Challenge
Set each record down exactly, excluding all images.

Data
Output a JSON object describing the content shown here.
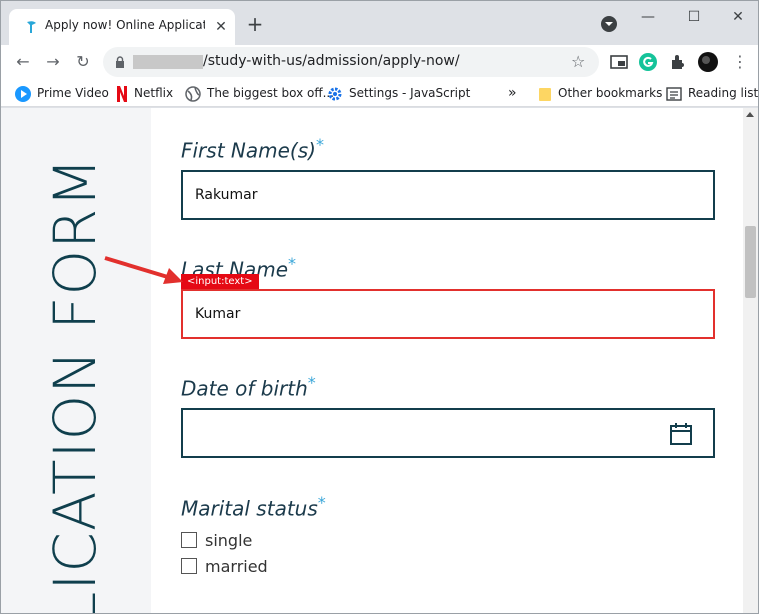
{
  "tab": {
    "title": "Apply now! Online Application Fo",
    "close": "✕",
    "newtab": "+"
  },
  "window_controls": {
    "minimize": "—",
    "maximize": "☐",
    "close": "✕"
  },
  "toolbar": {
    "back": "←",
    "forward": "→",
    "reload": "↻",
    "url_path": "/study-with-us/admission/apply-now/",
    "star": "☆",
    "menu": "⋮"
  },
  "bookmarks": {
    "items": [
      {
        "label": "Prime Video"
      },
      {
        "label": "Netflix"
      },
      {
        "label": "The biggest box off..."
      },
      {
        "label": "Settings - JavaScript"
      }
    ],
    "overflow": "»",
    "other": "Other bookmarks",
    "reading_list": "Reading list"
  },
  "page": {
    "vertical_title": "LICATION FORM",
    "required_mark": "*",
    "fields": {
      "first_name": {
        "label": "First Name(s)",
        "value": "Rakumar"
      },
      "last_name": {
        "label": "Last Name",
        "value": "Kumar"
      },
      "dob": {
        "label": "Date of birth",
        "value": ""
      },
      "marital": {
        "label": "Marital status",
        "options": [
          "single",
          "married"
        ]
      }
    },
    "annotation_tag": "<input:text>"
  },
  "colors": {
    "accent": "#133e4c",
    "error": "#e2302d",
    "required": "#3aa6d8",
    "tag": "#e50914"
  }
}
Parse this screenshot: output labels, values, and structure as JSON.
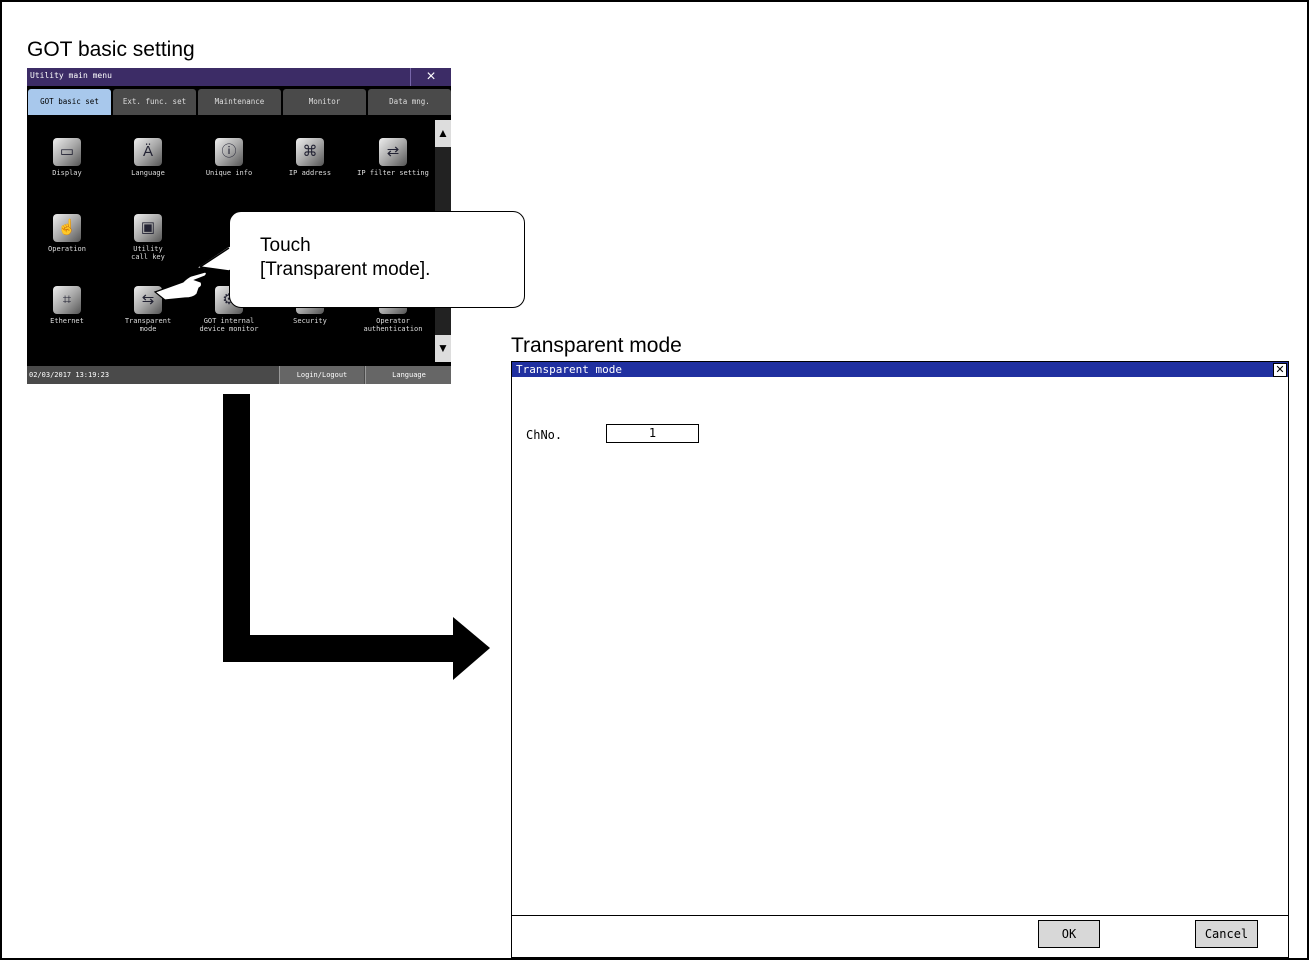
{
  "left_heading": "GOT basic setting",
  "right_heading": "Transparent mode",
  "got": {
    "title": "Utility main menu",
    "close_symbol": "×",
    "tabs": [
      "GOT basic set",
      "Ext. func. set",
      "Maintenance",
      "Monitor",
      "Data mng."
    ],
    "items": [
      {
        "label": "Display",
        "icon": "display-icon"
      },
      {
        "label": "Language",
        "icon": "language-icon"
      },
      {
        "label": "Unique info",
        "icon": "unique-info-icon"
      },
      {
        "label": "IP address",
        "icon": "ip-address-icon"
      },
      {
        "label": "IP filter setting",
        "icon": "ip-filter-icon"
      },
      {
        "label": "Operation",
        "icon": "operation-icon"
      },
      {
        "label": "Utility\ncall key",
        "icon": "utility-call-key-icon"
      },
      {
        "label": "Ethernet",
        "icon": "ethernet-icon"
      },
      {
        "label": "Transparent\nmode",
        "icon": "transparent-mode-icon"
      },
      {
        "label": "GOT internal\ndevice monitor",
        "icon": "device-monitor-icon"
      },
      {
        "label": "Security",
        "icon": "security-icon"
      },
      {
        "label": "Operator\nauthentication",
        "icon": "operator-auth-icon"
      }
    ],
    "status": {
      "datetime": "02/03/2017 13:19:23",
      "login": "Login/Logout",
      "language": "Language"
    },
    "scroll_up": "▲",
    "scroll_down": "▼"
  },
  "callout": {
    "line1": "Touch",
    "line2": "[Transparent mode]."
  },
  "window": {
    "title": "Transparent mode",
    "close_symbol": "✕",
    "ch_label": "ChNo.",
    "ch_value": "1",
    "ok_label": "OK",
    "cancel_label": "Cancel"
  }
}
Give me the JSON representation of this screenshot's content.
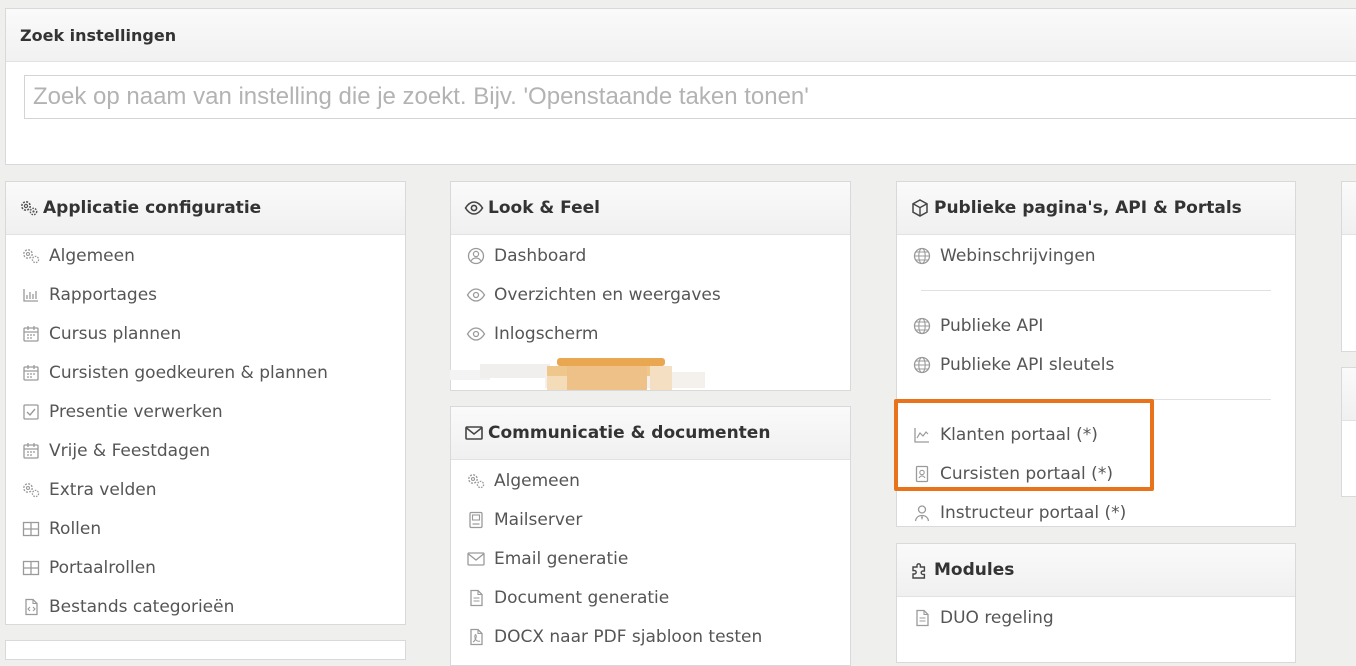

Right answer
Output a JSON object describing the content shown here.
{
  "tab": {
    "title": "Apply now! Online Application Fo",
    "close": "✕",
    "newtab": "+"
  },
  "window_controls": {
    "minimize": "—",
    "maximize": "☐",
    "close": "✕"
  },
  "toolbar": {
    "back": "←",
    "forward": "→",
    "reload": "↻",
    "url_path": "/study-with-us/admission/apply-now/",
    "star": "☆",
    "menu": "⋮"
  },
  "bookmarks": {
    "items": [
      {
        "label": "Prime Video"
      },
      {
        "label": "Netflix"
      },
      {
        "label": "The biggest box off..."
      },
      {
        "label": "Settings - JavaScript"
      }
    ],
    "overflow": "»",
    "other": "Other bookmarks",
    "reading_list": "Reading list"
  },
  "page": {
    "vertical_title": "LICATION FORM",
    "required_mark": "*",
    "fields": {
      "first_name": {
        "label": "First Name(s)",
        "value": "Rakumar"
      },
      "last_name": {
        "label": "Last Name",
        "value": "Kumar"
      },
      "dob": {
        "label": "Date of birth",
        "value": ""
      },
      "marital": {
        "label": "Marital status",
        "options": [
          "single",
          "married"
        ]
      }
    },
    "annotation_tag": "<input:text>"
  },
  "colors": {
    "accent": "#133e4c",
    "error": "#e2302d",
    "required": "#3aa6d8",
    "tag": "#e50914"
  }
}
Parse this screenshot: output labels, values, and structure as JSON.
{
  "left_heading": "GOT basic setting",
  "right_heading": "Transparent mode",
  "got": {
    "title": "Utility main menu",
    "close_symbol": "×",
    "tabs": [
      "GOT basic set",
      "Ext. func. set",
      "Maintenance",
      "Monitor",
      "Data mng."
    ],
    "items": [
      {
        "label": "Display",
        "icon": "display-icon"
      },
      {
        "label": "Language",
        "icon": "language-icon"
      },
      {
        "label": "Unique info",
        "icon": "unique-info-icon"
      },
      {
        "label": "IP address",
        "icon": "ip-address-icon"
      },
      {
        "label": "IP filter setting",
        "icon": "ip-filter-icon"
      },
      {
        "label": "Operation",
        "icon": "operation-icon"
      },
      {
        "label": "Utility\ncall key",
        "icon": "utility-call-key-icon"
      },
      {
        "label": "Ethernet",
        "icon": "ethernet-icon"
      },
      {
        "label": "Transparent\nmode",
        "icon": "transparent-mode-icon"
      },
      {
        "label": "GOT internal\ndevice monitor",
        "icon": "device-monitor-icon"
      },
      {
        "label": "Security",
        "icon": "security-icon"
      },
      {
        "label": "Operator\nauthentication",
        "icon": "operator-auth-icon"
      }
    ],
    "status": {
      "datetime": "02/03/2017 13:19:23",
      "login": "Login/Logout",
      "language": "Language"
    },
    "scroll_up": "▲",
    "scroll_down": "▼"
  },
  "callout": {
    "line1": "Touch",
    "line2": "[Transparent mode]."
  },
  "window": {
    "title": "Transparent mode",
    "close_symbol": "✕",
    "ch_label": "ChNo.",
    "ch_value": "1",
    "ok_label": "OK",
    "cancel_label": "Cancel"
  }
}
Give me the JSON representation of this screenshot's content.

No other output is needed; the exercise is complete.